Problem to work on:
Copy the data below exactly.

Information provided:
Begin
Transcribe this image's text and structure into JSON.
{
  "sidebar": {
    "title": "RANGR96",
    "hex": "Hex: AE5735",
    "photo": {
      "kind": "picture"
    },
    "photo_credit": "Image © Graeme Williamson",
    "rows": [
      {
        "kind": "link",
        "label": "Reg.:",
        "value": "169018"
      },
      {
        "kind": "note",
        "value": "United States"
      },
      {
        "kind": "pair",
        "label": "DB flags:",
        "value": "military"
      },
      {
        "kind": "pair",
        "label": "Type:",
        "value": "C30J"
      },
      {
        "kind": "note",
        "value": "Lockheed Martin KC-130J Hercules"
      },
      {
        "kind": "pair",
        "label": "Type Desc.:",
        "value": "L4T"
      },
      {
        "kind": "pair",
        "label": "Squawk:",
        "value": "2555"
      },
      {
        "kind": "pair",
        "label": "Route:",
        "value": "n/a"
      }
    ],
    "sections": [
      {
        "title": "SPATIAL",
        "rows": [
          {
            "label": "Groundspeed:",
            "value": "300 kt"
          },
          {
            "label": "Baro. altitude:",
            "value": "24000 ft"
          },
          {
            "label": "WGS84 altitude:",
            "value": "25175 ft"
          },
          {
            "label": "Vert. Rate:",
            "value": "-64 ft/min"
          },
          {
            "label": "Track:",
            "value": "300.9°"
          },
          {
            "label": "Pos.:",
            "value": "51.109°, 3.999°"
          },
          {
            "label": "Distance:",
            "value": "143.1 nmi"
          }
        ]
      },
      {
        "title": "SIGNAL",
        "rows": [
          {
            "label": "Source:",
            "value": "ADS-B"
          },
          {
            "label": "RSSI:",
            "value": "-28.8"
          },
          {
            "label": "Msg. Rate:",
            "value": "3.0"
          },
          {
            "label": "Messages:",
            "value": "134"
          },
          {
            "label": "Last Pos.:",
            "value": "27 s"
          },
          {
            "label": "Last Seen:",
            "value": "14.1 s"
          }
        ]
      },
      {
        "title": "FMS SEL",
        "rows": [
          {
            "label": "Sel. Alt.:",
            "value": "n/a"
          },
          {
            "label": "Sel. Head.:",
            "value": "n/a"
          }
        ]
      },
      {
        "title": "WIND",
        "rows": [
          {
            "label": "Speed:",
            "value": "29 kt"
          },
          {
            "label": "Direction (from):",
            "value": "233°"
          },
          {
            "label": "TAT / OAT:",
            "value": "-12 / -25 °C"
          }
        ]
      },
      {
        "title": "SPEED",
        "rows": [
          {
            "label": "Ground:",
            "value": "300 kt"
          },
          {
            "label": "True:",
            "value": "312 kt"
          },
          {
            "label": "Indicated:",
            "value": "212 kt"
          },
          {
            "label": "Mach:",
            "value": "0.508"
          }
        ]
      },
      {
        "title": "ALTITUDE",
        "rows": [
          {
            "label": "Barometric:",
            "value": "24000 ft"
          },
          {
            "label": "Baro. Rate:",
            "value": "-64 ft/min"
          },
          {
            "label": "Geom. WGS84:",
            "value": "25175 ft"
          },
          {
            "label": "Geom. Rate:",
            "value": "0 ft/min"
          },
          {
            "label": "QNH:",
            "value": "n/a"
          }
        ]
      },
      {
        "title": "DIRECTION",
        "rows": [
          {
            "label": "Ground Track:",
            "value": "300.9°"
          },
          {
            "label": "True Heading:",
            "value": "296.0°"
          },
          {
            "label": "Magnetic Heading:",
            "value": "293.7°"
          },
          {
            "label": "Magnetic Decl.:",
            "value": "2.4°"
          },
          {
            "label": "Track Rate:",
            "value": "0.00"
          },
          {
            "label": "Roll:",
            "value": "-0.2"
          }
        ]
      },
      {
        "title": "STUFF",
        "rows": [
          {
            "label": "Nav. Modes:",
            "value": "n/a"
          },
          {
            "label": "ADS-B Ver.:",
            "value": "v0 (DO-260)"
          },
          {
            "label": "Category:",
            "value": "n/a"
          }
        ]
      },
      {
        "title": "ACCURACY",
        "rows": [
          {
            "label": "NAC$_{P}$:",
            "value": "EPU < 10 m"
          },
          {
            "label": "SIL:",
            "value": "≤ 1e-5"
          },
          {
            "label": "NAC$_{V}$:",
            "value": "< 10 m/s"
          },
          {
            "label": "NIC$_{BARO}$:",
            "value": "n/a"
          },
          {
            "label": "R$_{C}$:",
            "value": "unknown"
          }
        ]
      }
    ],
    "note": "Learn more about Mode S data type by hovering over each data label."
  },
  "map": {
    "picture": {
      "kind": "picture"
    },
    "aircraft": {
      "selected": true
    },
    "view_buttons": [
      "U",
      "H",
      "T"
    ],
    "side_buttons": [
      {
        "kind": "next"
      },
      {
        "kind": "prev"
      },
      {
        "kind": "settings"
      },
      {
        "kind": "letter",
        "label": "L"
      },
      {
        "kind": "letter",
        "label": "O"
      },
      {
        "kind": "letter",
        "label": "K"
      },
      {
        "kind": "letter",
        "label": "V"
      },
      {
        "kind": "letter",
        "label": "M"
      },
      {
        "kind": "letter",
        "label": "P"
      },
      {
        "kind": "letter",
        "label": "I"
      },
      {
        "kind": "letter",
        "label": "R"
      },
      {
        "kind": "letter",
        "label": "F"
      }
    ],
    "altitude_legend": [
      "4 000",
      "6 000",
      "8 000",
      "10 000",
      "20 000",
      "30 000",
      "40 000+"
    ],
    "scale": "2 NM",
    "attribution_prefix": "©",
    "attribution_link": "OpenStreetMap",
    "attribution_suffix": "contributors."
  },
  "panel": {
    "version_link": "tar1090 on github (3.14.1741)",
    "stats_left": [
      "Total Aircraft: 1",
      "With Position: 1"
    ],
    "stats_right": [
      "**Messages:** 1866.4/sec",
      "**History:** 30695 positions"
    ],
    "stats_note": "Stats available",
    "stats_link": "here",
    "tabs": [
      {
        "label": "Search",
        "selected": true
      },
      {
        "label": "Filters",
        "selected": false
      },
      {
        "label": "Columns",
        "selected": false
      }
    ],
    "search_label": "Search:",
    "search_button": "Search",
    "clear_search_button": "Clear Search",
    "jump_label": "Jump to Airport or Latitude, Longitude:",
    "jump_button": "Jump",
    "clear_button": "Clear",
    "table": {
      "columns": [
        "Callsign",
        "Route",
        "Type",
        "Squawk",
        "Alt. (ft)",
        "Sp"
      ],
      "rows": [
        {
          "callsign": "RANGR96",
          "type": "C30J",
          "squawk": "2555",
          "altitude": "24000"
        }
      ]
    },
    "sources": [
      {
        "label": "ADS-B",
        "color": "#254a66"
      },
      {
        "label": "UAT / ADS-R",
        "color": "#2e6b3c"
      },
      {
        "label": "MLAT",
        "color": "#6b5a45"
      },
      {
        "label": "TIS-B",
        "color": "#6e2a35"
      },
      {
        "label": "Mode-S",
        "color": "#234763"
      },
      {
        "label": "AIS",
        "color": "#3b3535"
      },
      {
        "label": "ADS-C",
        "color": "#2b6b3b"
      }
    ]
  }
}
End
Answer to the task:
Transcribe this image's text and structure into JSON.
{
  "sidebar": {
    "title": "RANGR96",
    "hex": "Hex: AE5735",
    "photo": {
      "kind": "picture"
    },
    "photo_credit": "Image © Graeme Williamson",
    "rows": [
      {
        "kind": "link",
        "label": "Reg.:",
        "value": "169018"
      },
      {
        "kind": "note",
        "value": "United States"
      },
      {
        "kind": "pair",
        "label": "DB flags:",
        "value": "military"
      },
      {
        "kind": "pair",
        "label": "Type:",
        "value": "C30J"
      },
      {
        "kind": "note",
        "value": "Lockheed Martin KC-130J Hercules"
      },
      {
        "kind": "pair",
        "label": "Type Desc.:",
        "value": "L4T"
      },
      {
        "kind": "pair",
        "label": "Squawk:",
        "value": "2555"
      },
      {
        "kind": "pair",
        "label": "Route:",
        "value": "n/a"
      }
    ],
    "sections": [
      {
        "title": "SPATIAL",
        "rows": [
          {
            "label": "Groundspeed:",
            "value": "300 kt"
          },
          {
            "label": "Baro. altitude:",
            "value": "24000 ft"
          },
          {
            "label": "WGS84 altitude:",
            "value": "25175 ft"
          },
          {
            "label": "Vert. Rate:",
            "value": "-64 ft/min"
          },
          {
            "label": "Track:",
            "value": "300.9°"
          },
          {
            "label": "Pos.:",
            "value": "51.109°, 3.999°"
          },
          {
            "label": "Distance:",
            "value": "143.1 nmi"
          }
        ]
      },
      {
        "title": "SIGNAL",
        "rows": [
          {
            "label": "Source:",
            "value": "ADS-B"
          },
          {
            "label": "RSSI:",
            "value": "-28.8"
          },
          {
            "label": "Msg. Rate:",
            "value": "3.0"
          },
          {
            "label": "Messages:",
            "value": "134"
          },
          {
            "label": "Last Pos.:",
            "value": "27 s"
          },
          {
            "label": "Last Seen:",
            "value": "14.1 s"
          }
        ]
      },
      {
        "title": "FMS SEL",
        "rows": [
          {
            "label": "Sel. Alt.:",
            "value": "n/a"
          },
          {
            "label": "Sel. Head.:",
            "value": "n/a"
          }
        ]
      },
      {
        "title": "WIND",
        "rows": [
          {
            "label": "Speed:",
            "value": "29 kt"
          },
          {
            "label": "Direction (from):",
            "value": "233°"
          },
          {
            "label": "TAT / OAT:",
            "value": "-12 / -25 °C"
          }
        ]
      },
      {
        "title": "SPEED",
        "rows": [
          {
            "label": "Ground:",
            "value": "300 kt"
          },
          {
            "label": "True:",
            "value": "312 kt"
          },
          {
            "label": "Indicated:",
            "value": "212 kt"
          },
          {
            "label": "Mach:",
            "value": "0.508"
          }
        ]
      },
      {
        "title": "ALTITUDE",
        "rows": [
          {
            "label": "Barometric:",
            "value": "24000 ft"
          },
          {
            "label": "Baro. Rate:",
            "value": "-64 ft/min"
          },
          {
            "label": "Geom. WGS84:",
            "value": "25175 ft"
          },
          {
            "label": "Geom. Rate:",
            "value": "0 ft/min"
          },
          {
            "label": "QNH:",
            "value": "n/a"
          }
        ]
      },
      {
        "title": "DIRECTION",
        "rows": [
          {
            "label": "Ground Track:",
            "value": "300.9°"
          },
          {
            "label": "True Heading:",
            "value": "296.0°"
          },
          {
            "label": "Magnetic Heading:",
            "value": "293.7°"
          },
          {
            "label": "Magnetic Decl.:",
            "value": "2.4°"
          },
          {
            "label": "Track Rate:",
            "value": "0.00"
          },
          {
            "label": "Roll:",
            "value": "-0.2"
          }
        ]
      },
      {
        "title": "STUFF",
        "rows": [
          {
            "label": "Nav. Modes:",
            "value": "n/a"
          },
          {
            "label": "ADS-B Ver.:",
            "value": "v0 (DO-260)"
          },
          {
            "label": "Category:",
            "value": "n/a"
          }
        ]
      },
      {
        "title": "ACCURACY",
        "rows": [
          {
            "label": "NAC$_{P}$:",
            "value": "EPU < 10 m"
          },
          {
            "label": "SIL:",
            "value": "≤ 1e-5"
          },
          {
            "label": "NAC$_{V}$:",
            "value": "< 10 m/s"
          },
          {
            "label": "NIC$_{BARO}$:",
            "value": "n/a"
          },
          {
            "label": "R$_{C}$:",
            "value": "unknown"
          }
        ]
      }
    ],
    "note": "Learn more about Mode S data type by hovering over each data label."
  },
  "map": {
    "picture": {
      "kind": "picture"
    },
    "aircraft": {
      "selected": true
    },
    "view_buttons": [
      "U",
      "H",
      "T"
    ],
    "side_buttons": [
      {
        "kind": "next"
      },
      {
        "kind": "prev"
      },
      {
        "kind": "settings"
      },
      {
        "kind": "letter",
        "label": "L"
      },
      {
        "kind": "letter",
        "label": "O"
      },
      {
        "kind": "letter",
        "label": "K"
      },
      {
        "kind": "letter",
        "label": "V"
      },
      {
        "kind": "letter",
        "label": "M"
      },
      {
        "kind": "letter",
        "label": "P"
      },
      {
        "kind": "letter",
        "label": "I"
      },
      {
        "kind": "letter",
        "label": "R"
      },
      {
        "kind": "letter",
        "label": "F"
      }
    ],
    "altitude_legend": [
      "4 000",
      "6 000",
      "8 000",
      "10 000",
      "20 000",
      "30 000",
      "40 000+"
    ],
    "scale": "2 NM",
    "attribution_prefix": "©",
    "attribution_link": "OpenStreetMap",
    "attribution_suffix": "contributors."
  },
  "panel": {
    "version_link": "tar1090 on github (3.14.1741)",
    "stats_left": [
      "Total Aircraft: 1",
      "With Position: 1"
    ],
    "stats_right": [
      "**Messages:** 1866.4/sec",
      "**History:** 30695 positions"
    ],
    "stats_note": "Stats available",
    "stats_link": "here",
    "tabs": [
      {
        "label": "Search",
        "selected": true
      },
      {
        "label": "Filters",
        "selected": false
      },
      {
        "label": "Columns",
        "selected": false
      }
    ],
    "search_label": "Search:",
    "search_button": "Search",
    "clear_search_button": "Clear Search",
    "jump_label": "Jump to Airport or Latitude, Longitude:",
    "jump_button": "Jump",
    "clear_button": "Clear",
    "table": {
      "columns": [
        "Callsign",
        "Route",
        "Type",
        "Squawk",
        "Alt. (ft)",
        "Sp"
      ],
      "rows": [
        {
          "callsign": "RANGR96",
          "type": "C30J",
          "squawk": "2555",
          "altitude": "24000"
        }
      ]
    },
    "sources": [
      {
        "label": "ADS-B",
        "color": "#254a66"
      },
      {
        "label": "UAT / ADS-R",
        "color": "#2e6b3c"
      },
      {
        "label": "MLAT",
        "color": "#6b5a45"
      },
      {
        "label": "TIS-B",
        "color": "#6e2a35"
      },
      {
        "label": "Mode-S",
        "color": "#234763"
      },
      {
        "label": "AIS",
        "color": "#3b3535"
      },
      {
        "label": "ADS-C",
        "color": "#2b6b3b"
      }
    ]
  }
}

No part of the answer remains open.